* Problem *
Copy out the listing that follows, exactly, without its pictures.

* Records excerpted from a collection *
--
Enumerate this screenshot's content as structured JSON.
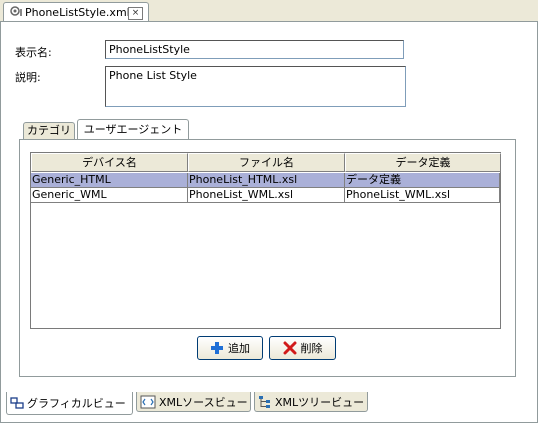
{
  "editor_tab": {
    "title": "PhoneListStyle.xml*",
    "close": "×"
  },
  "form": {
    "display_name_label": "表示名:",
    "display_name_value": "PhoneListStyle",
    "description_label": "説明:",
    "description_value": "Phone List Style"
  },
  "inner_tabs": [
    {
      "label": "カテゴリ",
      "active": false
    },
    {
      "label": "ユーザエージェント",
      "active": true
    }
  ],
  "table": {
    "columns": [
      "デバイス名",
      "ファイル名",
      "データ定義"
    ],
    "rows": [
      {
        "device": "Generic_HTML",
        "file": "PhoneList_HTML.xsl",
        "data": "データ定義",
        "selected": true
      },
      {
        "device": "Generic_WML",
        "file": "PhoneList_WML.xsl",
        "data": "PhoneList_WML.xsl",
        "selected": false
      }
    ]
  },
  "buttons": {
    "add": "追加",
    "delete": "削除"
  },
  "view_tabs": [
    {
      "label": "グラフィカルビュー",
      "icon": "graphical-view-icon",
      "active": true
    },
    {
      "label": "XMLソースビュー",
      "icon": "xml-source-icon",
      "active": false
    },
    {
      "label": "XMLツリービュー",
      "icon": "xml-tree-icon",
      "active": false
    }
  ],
  "colors": {
    "selected_row": "#aab0d8",
    "chrome": "#ece9d8",
    "add_icon": "#1f6fd6",
    "delete_icon": "#d11a1a"
  }
}
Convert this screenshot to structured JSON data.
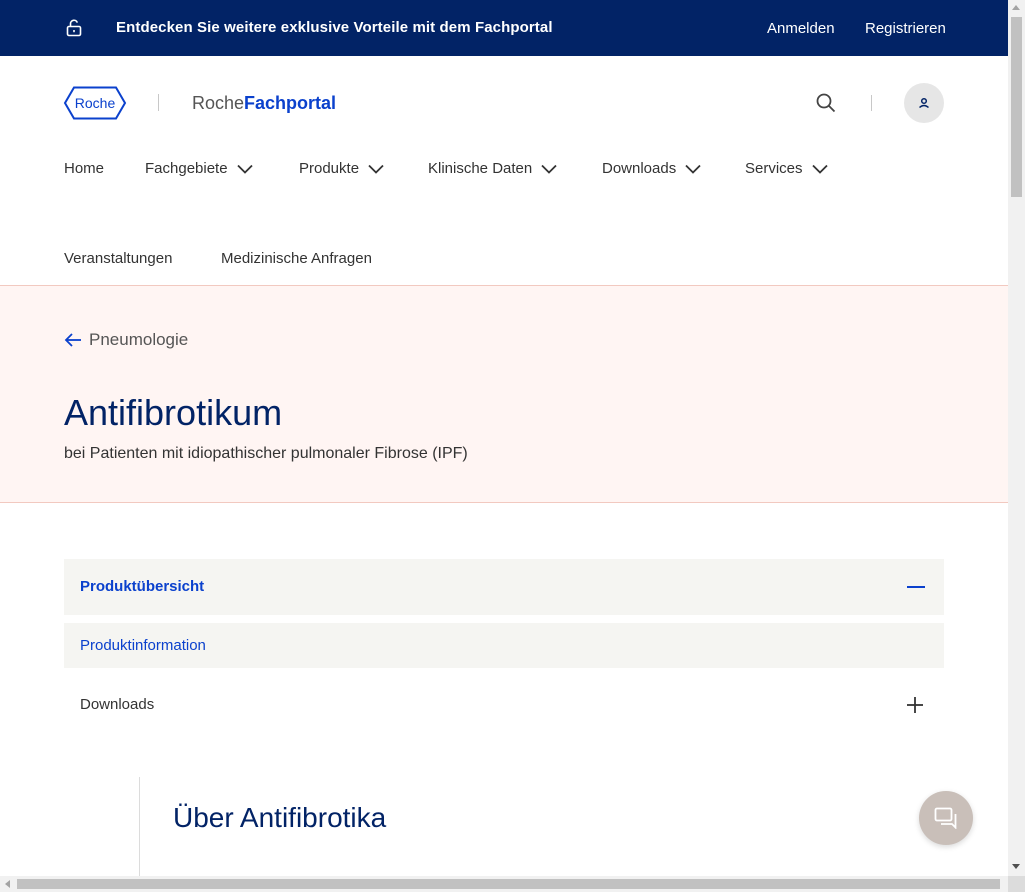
{
  "topbar": {
    "promo_text": "Entdecken Sie weitere exklusive Vorteile mit dem Fachportal",
    "login_label": "Anmelden",
    "register_label": "Registrieren"
  },
  "header": {
    "logo_text": "Roche",
    "portal_prefix": "Roche",
    "portal_brand": "Fachportal"
  },
  "nav": {
    "items": [
      {
        "label": "Home"
      },
      {
        "label": "Fachgebiete"
      },
      {
        "label": "Produkte"
      },
      {
        "label": "Klinische Daten"
      },
      {
        "label": "Downloads"
      },
      {
        "label": "Services"
      },
      {
        "label": "Veranstaltungen"
      },
      {
        "label": "Medizinische Anfragen"
      }
    ]
  },
  "hero": {
    "back_label": "Pneumologie",
    "title": "Antifibrotikum",
    "subtitle": "bei Patienten mit idiopathischer pulmonaler Fibrose (IPF)"
  },
  "accordion": {
    "overview_label": "Produktübersicht",
    "info_label": "Produktinformation",
    "downloads_label": "Downloads"
  },
  "content": {
    "section_title": "Über Antifibrotika"
  },
  "colors": {
    "topbar": "#022366",
    "accent": "#0b41cd",
    "hero_bg": "#fff5f3",
    "accordion_bg": "#f5f5f2",
    "chat_button": "#c9bfb9"
  }
}
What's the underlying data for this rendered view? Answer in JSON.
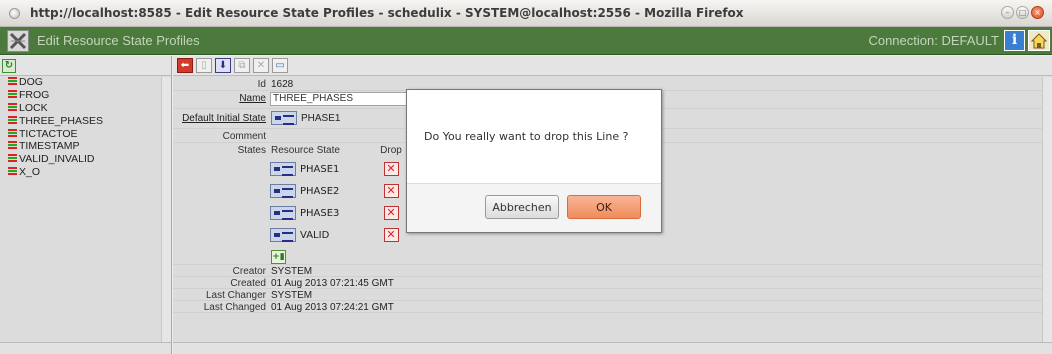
{
  "window": {
    "title": "http://localhost:8585 - Edit Resource State Profiles - schedulix - SYSTEM@localhost:2556 - Mozilla Firefox"
  },
  "app": {
    "title": "Edit Resource State Profiles",
    "connection": "Connection: DEFAULT"
  },
  "tree": {
    "items": [
      "DOG",
      "FROG",
      "LOCK",
      "THREE_PHASES",
      "TICTACTOE",
      "TIMESTAMP",
      "VALID_INVALID",
      "X_O"
    ]
  },
  "form": {
    "id_label": "Id",
    "id_value": "1628",
    "name_label": "Name",
    "name_value": "THREE_PHASES",
    "default_state_label": "Default Initial State",
    "default_state_value": "PHASE1",
    "comment_label": "Comment",
    "states_label": "States",
    "states_col_resource_state": "Resource State",
    "states_col_drop": "Drop",
    "states": [
      "PHASE1",
      "PHASE2",
      "PHASE3",
      "VALID"
    ],
    "creator_label": "Creator",
    "creator_value": "SYSTEM",
    "created_label": "Created",
    "created_value": "01 Aug 2013 07:21:45 GMT",
    "last_changer_label": "Last Changer",
    "last_changer_value": "SYSTEM",
    "last_changed_label": "Last Changed",
    "last_changed_value": "01 Aug 2013 07:24:21 GMT"
  },
  "dialog": {
    "message": "Do You really want to drop this Line ?",
    "cancel_label": "Abbrechen",
    "ok_label": "OK"
  },
  "colors": {
    "app_header": "#4b7a3c",
    "ok_button": "#f08c5c"
  }
}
--
* Response to the task *
Enumerate this screenshot's content as structured JSON.
{
  "editor_tab": {
    "title": "PhoneListStyle.xml*",
    "close": "×"
  },
  "form": {
    "display_name_label": "表示名:",
    "display_name_value": "PhoneListStyle",
    "description_label": "説明:",
    "description_value": "Phone List Style"
  },
  "inner_tabs": [
    {
      "label": "カテゴリ",
      "active": false
    },
    {
      "label": "ユーザエージェント",
      "active": true
    }
  ],
  "table": {
    "columns": [
      "デバイス名",
      "ファイル名",
      "データ定義"
    ],
    "rows": [
      {
        "device": "Generic_HTML",
        "file": "PhoneList_HTML.xsl",
        "data": "データ定義",
        "selected": true
      },
      {
        "device": "Generic_WML",
        "file": "PhoneList_WML.xsl",
        "data": "PhoneList_WML.xsl",
        "selected": false
      }
    ]
  },
  "buttons": {
    "add": "追加",
    "delete": "削除"
  },
  "view_tabs": [
    {
      "label": "グラフィカルビュー",
      "icon": "graphical-view-icon",
      "active": true
    },
    {
      "label": "XMLソースビュー",
      "icon": "xml-source-icon",
      "active": false
    },
    {
      "label": "XMLツリービュー",
      "icon": "xml-tree-icon",
      "active": false
    }
  ],
  "colors": {
    "selected_row": "#aab0d8",
    "chrome": "#ece9d8",
    "add_icon": "#1f6fd6",
    "delete_icon": "#d11a1a"
  }
}
Convert this screenshot to structured JSON data.
{
  "topbar": {
    "promo_text": "Entdecken Sie weitere exklusive Vorteile mit dem Fachportal",
    "login_label": "Anmelden",
    "register_label": "Registrieren"
  },
  "header": {
    "logo_text": "Roche",
    "portal_prefix": "Roche",
    "portal_brand": "Fachportal"
  },
  "nav": {
    "items": [
      {
        "label": "Home"
      },
      {
        "label": "Fachgebiete"
      },
      {
        "label": "Produkte"
      },
      {
        "label": "Klinische Daten"
      },
      {
        "label": "Downloads"
      },
      {
        "label": "Services"
      },
      {
        "label": "Veranstaltungen"
      },
      {
        "label": "Medizinische Anfragen"
      }
    ]
  },
  "hero": {
    "back_label": "Pneumologie",
    "title": "Antifibrotikum",
    "subtitle": "bei Patienten mit idiopathischer pulmonaler Fibrose (IPF)"
  },
  "accordion": {
    "overview_label": "Produktübersicht",
    "info_label": "Produktinformation",
    "downloads_label": "Downloads"
  },
  "content": {
    "section_title": "Über Antifibrotika"
  },
  "colors": {
    "topbar": "#022366",
    "accent": "#0b41cd",
    "hero_bg": "#fff5f3",
    "accordion_bg": "#f5f5f2",
    "chat_button": "#c9bfb9"
  }
}
What's the underlying data for this rendered view? Answer in JSON.
{
  "window": {
    "title": "http://localhost:8585 - Edit Resource State Profiles - schedulix - SYSTEM@localhost:2556 - Mozilla Firefox"
  },
  "app": {
    "title": "Edit Resource State Profiles",
    "connection": "Connection: DEFAULT"
  },
  "tree": {
    "items": [
      "DOG",
      "FROG",
      "LOCK",
      "THREE_PHASES",
      "TICTACTOE",
      "TIMESTAMP",
      "VALID_INVALID",
      "X_O"
    ]
  },
  "form": {
    "id_label": "Id",
    "id_value": "1628",
    "name_label": "Name",
    "name_value": "THREE_PHASES",
    "default_state_label": "Default Initial State",
    "default_state_value": "PHASE1",
    "comment_label": "Comment",
    "states_label": "States",
    "states_col_resource_state": "Resource State",
    "states_col_drop": "Drop",
    "states": [
      "PHASE1",
      "PHASE2",
      "PHASE3",
      "VALID"
    ],
    "creator_label": "Creator",
    "creator_value": "SYSTEM",
    "created_label": "Created",
    "created_value": "01 Aug 2013 07:21:45 GMT",
    "last_changer_label": "Last Changer",
    "last_changer_value": "SYSTEM",
    "last_changed_label": "Last Changed",
    "last_changed_value": "01 Aug 2013 07:24:21 GMT"
  },
  "dialog": {
    "message": "Do You really want to drop this Line ?",
    "cancel_label": "Abbrechen",
    "ok_label": "OK"
  },
  "colors": {
    "app_header": "#4b7a3c",
    "ok_button": "#f08c5c"
  }
}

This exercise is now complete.